[Materials provided]:
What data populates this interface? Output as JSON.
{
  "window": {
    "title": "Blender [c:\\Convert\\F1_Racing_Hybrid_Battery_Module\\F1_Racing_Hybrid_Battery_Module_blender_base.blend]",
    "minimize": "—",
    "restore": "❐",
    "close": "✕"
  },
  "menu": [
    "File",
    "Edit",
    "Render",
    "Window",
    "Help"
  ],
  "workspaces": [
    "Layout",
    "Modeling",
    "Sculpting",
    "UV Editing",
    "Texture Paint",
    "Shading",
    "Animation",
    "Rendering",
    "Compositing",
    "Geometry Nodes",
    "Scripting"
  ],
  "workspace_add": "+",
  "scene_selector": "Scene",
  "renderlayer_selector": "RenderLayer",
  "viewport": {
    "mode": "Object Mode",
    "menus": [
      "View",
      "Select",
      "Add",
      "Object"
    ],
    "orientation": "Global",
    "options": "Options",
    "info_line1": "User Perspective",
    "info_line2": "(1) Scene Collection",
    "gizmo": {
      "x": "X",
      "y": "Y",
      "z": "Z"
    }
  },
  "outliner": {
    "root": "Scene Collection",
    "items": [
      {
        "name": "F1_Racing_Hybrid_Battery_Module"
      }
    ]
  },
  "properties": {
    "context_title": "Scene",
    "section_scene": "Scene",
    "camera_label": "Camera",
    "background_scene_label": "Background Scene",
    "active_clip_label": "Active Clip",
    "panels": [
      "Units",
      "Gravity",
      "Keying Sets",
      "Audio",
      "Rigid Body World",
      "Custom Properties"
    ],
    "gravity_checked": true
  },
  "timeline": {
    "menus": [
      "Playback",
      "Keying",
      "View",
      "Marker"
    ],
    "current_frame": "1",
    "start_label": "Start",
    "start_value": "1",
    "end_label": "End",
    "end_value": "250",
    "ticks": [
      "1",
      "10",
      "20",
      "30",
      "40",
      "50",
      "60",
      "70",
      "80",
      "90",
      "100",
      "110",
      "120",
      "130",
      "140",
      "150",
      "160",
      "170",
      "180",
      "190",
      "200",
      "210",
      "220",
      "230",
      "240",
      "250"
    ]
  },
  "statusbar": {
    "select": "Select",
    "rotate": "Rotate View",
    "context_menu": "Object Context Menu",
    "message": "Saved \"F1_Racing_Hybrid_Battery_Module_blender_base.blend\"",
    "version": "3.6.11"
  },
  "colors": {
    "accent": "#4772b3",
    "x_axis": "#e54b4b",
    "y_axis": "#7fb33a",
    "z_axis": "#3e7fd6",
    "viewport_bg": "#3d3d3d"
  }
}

[Problem requirements]:
Within the data above, count the lines that contain the string "blend"; the reply is the number alone.

[Result of this exercise]:
2